• SET TASK:
Using the entries that follow, collect the lines where the word "xlabel" appears.

• TASK INPUT:
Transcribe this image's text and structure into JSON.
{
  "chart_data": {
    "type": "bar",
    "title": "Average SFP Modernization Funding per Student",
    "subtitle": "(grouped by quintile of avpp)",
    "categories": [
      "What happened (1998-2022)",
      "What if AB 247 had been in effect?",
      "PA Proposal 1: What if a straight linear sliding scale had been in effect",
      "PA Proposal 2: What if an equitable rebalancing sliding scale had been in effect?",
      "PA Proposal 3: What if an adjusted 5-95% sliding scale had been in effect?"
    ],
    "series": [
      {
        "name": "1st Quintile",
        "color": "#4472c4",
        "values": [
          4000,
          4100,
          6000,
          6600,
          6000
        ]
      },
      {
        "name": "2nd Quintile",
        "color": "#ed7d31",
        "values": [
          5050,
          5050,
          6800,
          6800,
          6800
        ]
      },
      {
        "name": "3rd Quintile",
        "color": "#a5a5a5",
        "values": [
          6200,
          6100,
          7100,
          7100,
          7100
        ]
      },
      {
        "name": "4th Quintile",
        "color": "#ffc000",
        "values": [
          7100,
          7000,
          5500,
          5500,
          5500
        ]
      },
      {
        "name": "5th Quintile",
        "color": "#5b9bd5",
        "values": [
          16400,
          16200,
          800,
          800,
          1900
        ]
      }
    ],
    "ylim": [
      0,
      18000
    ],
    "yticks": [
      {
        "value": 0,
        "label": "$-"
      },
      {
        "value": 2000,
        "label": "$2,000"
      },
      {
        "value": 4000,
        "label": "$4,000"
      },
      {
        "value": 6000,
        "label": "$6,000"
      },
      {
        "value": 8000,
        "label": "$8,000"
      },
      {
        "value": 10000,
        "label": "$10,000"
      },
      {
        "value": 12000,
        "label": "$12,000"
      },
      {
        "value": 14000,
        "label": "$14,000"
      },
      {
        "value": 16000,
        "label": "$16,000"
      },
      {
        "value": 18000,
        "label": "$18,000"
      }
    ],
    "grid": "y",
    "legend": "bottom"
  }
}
--
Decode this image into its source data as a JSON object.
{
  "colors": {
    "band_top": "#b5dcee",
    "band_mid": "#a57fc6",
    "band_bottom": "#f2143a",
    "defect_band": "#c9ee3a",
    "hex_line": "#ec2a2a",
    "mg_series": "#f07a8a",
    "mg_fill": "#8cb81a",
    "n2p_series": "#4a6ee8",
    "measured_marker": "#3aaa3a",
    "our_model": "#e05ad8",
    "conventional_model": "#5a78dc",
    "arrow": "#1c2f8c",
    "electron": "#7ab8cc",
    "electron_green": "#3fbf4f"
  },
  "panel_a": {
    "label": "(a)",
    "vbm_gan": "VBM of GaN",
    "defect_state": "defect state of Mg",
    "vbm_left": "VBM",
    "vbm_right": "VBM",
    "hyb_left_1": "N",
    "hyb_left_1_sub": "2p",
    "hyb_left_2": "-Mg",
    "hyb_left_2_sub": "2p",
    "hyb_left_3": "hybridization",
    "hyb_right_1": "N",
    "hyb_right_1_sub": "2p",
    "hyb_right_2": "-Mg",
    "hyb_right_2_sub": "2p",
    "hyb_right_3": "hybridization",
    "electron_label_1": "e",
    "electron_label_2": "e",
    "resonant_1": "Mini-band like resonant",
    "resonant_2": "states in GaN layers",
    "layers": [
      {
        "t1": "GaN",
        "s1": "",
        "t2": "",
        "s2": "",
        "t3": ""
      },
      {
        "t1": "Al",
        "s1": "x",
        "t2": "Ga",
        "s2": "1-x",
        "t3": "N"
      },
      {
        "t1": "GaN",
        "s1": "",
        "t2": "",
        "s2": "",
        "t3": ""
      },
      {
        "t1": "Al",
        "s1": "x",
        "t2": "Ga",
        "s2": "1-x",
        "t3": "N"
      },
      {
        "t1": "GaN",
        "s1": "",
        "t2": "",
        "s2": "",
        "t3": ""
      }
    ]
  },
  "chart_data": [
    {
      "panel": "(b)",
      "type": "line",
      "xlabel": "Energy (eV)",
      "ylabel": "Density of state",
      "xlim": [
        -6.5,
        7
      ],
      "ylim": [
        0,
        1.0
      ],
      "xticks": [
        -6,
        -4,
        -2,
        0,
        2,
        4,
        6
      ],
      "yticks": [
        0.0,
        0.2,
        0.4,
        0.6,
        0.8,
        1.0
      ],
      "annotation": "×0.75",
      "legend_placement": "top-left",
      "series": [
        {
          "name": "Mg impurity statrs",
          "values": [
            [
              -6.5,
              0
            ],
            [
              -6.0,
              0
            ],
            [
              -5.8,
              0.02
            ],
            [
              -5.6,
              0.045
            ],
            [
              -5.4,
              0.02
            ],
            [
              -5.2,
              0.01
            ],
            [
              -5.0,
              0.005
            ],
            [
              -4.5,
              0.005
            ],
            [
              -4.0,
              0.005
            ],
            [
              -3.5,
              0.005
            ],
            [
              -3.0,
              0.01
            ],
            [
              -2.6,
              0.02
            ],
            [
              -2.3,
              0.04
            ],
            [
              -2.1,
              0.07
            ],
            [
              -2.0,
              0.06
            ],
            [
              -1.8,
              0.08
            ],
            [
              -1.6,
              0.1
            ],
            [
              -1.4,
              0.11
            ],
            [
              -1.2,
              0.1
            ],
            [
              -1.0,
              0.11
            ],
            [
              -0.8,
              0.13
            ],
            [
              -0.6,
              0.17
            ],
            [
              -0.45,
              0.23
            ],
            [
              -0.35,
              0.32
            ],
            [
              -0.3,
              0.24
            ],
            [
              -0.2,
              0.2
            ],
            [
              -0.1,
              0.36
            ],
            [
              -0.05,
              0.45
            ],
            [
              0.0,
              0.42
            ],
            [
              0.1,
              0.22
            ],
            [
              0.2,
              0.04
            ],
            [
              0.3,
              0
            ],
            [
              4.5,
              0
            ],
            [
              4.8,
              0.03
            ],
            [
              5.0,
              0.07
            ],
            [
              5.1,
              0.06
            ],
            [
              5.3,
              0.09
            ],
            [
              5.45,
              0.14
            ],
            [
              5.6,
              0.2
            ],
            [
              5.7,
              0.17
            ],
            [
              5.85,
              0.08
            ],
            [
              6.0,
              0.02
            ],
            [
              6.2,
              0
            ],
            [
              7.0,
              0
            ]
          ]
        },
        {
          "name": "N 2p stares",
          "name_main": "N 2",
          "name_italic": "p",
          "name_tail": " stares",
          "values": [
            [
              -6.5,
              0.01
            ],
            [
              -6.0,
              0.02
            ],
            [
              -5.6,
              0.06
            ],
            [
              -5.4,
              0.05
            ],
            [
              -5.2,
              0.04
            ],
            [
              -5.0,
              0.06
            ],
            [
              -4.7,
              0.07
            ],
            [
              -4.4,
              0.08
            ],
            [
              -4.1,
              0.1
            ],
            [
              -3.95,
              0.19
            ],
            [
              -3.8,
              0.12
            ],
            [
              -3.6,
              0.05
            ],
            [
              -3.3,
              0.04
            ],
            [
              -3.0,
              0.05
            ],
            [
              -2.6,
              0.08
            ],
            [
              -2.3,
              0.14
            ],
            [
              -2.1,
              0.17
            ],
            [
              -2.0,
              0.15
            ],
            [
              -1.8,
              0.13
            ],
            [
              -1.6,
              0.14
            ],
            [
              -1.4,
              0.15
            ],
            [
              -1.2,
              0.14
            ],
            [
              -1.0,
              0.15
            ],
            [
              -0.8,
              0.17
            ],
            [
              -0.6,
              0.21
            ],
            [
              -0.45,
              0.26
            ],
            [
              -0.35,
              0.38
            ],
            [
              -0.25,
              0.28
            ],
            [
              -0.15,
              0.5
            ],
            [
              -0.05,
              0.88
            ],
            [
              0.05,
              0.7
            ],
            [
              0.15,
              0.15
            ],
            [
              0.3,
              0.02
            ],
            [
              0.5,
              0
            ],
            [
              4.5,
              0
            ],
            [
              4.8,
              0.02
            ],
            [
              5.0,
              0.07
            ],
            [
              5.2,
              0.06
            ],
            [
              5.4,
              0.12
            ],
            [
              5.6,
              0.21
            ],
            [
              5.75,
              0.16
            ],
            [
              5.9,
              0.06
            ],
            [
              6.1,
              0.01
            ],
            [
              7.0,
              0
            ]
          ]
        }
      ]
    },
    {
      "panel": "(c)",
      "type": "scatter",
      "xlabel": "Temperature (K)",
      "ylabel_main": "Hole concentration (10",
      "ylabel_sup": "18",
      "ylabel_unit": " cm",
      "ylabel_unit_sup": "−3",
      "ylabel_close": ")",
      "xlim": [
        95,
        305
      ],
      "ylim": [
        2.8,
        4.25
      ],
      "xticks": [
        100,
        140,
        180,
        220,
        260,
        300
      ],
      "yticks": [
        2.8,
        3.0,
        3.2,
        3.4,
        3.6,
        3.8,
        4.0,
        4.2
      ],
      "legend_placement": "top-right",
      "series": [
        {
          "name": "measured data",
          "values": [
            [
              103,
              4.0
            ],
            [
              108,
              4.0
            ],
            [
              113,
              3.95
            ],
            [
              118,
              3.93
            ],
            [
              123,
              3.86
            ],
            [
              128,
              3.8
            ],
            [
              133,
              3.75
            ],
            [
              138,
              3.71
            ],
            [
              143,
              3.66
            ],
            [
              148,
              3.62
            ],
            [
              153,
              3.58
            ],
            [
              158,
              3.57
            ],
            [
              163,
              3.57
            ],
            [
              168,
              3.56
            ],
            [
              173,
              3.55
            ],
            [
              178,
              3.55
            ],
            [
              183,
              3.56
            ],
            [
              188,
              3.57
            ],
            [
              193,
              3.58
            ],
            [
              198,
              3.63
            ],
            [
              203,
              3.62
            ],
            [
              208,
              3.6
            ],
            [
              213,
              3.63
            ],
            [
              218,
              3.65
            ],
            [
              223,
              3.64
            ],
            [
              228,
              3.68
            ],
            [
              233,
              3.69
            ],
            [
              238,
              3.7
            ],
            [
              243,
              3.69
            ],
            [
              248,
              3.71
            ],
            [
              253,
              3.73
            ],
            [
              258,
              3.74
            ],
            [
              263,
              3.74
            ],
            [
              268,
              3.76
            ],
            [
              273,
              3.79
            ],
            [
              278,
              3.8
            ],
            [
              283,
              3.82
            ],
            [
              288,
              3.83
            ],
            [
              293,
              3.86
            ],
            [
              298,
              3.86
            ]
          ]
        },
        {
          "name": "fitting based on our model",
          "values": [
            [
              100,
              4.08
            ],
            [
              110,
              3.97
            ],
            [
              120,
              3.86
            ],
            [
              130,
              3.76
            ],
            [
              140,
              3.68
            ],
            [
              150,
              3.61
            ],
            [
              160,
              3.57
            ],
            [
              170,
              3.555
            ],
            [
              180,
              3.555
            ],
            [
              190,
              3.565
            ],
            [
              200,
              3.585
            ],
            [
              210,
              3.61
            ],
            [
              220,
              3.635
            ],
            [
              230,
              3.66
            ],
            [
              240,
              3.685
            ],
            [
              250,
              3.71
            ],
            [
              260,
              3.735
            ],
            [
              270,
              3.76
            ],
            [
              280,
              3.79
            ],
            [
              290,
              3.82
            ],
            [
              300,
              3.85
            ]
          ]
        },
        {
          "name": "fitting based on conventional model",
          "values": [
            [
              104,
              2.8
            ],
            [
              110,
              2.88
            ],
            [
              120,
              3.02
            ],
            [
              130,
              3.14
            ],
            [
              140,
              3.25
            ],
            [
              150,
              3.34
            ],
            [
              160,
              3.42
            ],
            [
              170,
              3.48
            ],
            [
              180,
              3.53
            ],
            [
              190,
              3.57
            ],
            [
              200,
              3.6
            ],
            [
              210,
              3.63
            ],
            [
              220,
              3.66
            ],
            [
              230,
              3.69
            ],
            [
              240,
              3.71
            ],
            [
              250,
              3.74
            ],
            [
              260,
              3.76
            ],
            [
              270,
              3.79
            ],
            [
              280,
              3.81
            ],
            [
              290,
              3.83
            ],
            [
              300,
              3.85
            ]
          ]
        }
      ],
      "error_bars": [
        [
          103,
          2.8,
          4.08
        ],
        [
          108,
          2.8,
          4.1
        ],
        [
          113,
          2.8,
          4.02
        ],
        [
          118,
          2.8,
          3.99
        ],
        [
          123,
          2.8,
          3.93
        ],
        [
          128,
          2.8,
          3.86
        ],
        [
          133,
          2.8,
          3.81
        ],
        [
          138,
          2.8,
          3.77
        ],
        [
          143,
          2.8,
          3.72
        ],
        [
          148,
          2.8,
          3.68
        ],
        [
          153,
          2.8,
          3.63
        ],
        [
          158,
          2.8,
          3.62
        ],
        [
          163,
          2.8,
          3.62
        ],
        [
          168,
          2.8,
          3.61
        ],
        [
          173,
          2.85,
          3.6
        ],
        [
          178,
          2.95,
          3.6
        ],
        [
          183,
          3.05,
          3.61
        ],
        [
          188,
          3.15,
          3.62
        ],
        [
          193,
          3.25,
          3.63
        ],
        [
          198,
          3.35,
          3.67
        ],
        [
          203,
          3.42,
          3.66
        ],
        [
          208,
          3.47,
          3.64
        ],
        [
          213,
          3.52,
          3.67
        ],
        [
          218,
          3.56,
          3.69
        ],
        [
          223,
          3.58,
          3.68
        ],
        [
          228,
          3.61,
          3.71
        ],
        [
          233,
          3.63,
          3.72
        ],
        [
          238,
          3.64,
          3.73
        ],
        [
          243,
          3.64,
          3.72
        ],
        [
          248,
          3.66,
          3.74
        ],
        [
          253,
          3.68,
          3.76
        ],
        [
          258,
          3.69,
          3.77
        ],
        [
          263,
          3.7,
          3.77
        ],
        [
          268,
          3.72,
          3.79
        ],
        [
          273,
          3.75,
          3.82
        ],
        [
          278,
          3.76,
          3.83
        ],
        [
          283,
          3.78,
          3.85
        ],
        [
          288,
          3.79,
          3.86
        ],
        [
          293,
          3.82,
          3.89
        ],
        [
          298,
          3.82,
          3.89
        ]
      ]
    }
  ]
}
--
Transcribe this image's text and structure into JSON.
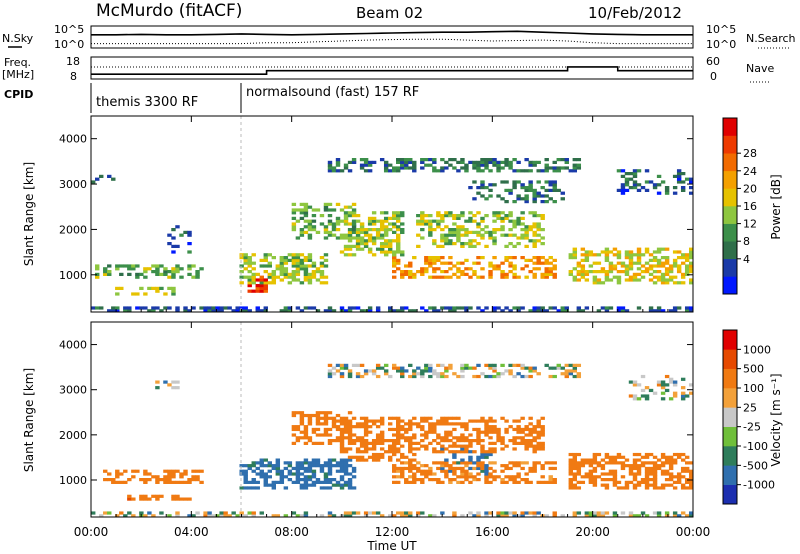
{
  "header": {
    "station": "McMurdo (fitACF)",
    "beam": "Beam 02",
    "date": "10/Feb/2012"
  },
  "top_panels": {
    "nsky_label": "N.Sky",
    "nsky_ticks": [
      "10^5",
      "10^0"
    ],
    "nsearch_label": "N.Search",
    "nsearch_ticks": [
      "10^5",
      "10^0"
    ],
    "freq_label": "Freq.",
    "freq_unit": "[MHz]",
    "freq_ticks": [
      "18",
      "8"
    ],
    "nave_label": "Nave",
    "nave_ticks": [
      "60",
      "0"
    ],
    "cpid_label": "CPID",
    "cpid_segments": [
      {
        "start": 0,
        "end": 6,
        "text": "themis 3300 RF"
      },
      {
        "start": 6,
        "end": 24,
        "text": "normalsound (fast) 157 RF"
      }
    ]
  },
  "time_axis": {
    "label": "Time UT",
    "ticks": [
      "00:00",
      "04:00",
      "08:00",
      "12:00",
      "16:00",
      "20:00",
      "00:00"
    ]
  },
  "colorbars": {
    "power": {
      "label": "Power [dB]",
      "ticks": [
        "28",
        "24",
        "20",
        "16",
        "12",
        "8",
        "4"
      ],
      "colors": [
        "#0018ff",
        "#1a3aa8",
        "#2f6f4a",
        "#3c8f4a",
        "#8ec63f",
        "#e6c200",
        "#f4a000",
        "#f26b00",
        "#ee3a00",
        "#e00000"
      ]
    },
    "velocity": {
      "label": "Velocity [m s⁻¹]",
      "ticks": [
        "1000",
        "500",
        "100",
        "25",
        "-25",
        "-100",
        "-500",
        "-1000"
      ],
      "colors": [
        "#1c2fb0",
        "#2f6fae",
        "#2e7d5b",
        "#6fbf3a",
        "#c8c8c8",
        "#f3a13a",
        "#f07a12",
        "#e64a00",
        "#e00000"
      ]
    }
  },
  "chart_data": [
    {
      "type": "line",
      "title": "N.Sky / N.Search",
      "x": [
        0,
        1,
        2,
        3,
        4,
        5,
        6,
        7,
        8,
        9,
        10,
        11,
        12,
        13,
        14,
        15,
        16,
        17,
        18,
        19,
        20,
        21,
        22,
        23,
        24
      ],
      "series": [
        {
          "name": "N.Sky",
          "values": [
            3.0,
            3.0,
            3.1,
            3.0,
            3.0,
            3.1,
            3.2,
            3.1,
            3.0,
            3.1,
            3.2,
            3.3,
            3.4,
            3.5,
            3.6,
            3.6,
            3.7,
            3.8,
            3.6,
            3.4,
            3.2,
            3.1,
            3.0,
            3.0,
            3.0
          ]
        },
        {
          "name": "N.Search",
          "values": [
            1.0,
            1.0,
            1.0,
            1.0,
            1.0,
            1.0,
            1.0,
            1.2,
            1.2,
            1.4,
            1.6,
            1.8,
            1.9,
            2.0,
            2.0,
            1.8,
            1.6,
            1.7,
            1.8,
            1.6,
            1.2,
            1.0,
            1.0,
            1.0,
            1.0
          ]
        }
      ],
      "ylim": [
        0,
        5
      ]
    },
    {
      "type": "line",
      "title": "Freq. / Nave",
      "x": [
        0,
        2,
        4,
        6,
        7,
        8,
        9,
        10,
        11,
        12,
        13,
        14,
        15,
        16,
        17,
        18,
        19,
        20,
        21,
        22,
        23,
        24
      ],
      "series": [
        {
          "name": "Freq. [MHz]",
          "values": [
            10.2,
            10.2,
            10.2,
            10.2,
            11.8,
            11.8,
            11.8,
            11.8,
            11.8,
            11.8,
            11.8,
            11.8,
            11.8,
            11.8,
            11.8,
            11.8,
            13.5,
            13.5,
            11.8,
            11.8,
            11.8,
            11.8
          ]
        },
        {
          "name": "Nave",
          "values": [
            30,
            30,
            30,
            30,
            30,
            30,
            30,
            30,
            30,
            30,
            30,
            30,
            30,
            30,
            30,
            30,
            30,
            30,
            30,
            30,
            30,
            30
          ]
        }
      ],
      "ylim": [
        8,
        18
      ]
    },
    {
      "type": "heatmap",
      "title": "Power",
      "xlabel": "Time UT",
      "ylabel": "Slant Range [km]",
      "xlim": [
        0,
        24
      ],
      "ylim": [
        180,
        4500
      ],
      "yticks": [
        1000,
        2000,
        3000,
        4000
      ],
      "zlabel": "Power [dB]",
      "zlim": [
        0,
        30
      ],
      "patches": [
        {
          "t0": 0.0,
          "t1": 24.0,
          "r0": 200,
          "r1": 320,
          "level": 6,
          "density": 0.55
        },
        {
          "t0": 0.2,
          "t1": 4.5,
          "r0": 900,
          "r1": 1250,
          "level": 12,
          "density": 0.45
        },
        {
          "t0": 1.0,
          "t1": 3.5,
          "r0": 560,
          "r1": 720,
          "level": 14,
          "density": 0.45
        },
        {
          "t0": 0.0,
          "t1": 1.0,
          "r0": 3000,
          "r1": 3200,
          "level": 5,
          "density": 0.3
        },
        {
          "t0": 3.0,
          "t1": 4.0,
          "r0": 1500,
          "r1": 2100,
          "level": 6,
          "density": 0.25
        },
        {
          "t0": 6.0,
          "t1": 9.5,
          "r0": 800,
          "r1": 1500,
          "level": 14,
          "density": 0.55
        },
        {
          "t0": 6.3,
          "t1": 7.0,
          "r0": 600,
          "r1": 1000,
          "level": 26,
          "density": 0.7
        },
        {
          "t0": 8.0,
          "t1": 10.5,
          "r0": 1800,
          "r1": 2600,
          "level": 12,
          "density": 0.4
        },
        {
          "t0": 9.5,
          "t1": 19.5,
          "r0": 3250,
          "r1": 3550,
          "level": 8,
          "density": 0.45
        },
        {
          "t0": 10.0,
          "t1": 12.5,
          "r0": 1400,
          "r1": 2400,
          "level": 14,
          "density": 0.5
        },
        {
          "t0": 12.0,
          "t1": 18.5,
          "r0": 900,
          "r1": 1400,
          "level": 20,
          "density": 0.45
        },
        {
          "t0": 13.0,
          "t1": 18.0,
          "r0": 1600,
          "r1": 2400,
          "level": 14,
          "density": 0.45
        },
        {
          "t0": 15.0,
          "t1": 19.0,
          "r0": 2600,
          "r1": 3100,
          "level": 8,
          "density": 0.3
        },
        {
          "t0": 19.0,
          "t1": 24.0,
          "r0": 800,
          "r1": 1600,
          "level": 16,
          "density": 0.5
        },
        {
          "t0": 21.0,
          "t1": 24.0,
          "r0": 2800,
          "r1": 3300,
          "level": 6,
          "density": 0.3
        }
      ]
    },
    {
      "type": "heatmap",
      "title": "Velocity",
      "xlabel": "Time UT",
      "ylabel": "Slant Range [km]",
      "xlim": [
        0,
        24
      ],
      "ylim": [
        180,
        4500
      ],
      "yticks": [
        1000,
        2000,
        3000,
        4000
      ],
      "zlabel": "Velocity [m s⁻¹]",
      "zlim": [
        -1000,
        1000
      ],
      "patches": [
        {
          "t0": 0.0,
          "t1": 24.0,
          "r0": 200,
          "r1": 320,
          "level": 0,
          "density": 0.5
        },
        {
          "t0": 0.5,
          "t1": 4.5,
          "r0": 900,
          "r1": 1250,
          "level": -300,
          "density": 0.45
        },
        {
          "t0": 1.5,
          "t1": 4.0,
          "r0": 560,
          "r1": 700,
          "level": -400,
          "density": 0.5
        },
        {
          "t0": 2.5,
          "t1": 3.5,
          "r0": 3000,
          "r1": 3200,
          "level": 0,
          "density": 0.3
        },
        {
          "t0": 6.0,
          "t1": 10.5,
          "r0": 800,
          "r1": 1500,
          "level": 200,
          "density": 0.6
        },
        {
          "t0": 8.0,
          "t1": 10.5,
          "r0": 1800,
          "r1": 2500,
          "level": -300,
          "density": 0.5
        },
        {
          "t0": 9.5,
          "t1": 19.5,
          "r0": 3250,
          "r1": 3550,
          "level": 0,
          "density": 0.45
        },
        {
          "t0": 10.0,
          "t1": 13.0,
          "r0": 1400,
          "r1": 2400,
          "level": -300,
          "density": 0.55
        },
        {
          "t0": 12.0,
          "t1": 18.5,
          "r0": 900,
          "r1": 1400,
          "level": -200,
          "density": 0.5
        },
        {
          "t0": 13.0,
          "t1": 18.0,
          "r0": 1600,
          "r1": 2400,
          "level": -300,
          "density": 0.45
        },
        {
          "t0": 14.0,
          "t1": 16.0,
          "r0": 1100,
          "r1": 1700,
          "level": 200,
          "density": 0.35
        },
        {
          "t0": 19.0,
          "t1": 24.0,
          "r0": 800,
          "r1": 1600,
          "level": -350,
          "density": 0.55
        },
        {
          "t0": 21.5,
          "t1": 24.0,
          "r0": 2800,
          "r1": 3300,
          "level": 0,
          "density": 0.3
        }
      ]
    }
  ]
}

• RESPONSE:
      "xlabel": "Energy (eV)",
      "xlabel": "Temperature (K)",
      "xlabel": "Time UT",
      "xlabel": "Time UT",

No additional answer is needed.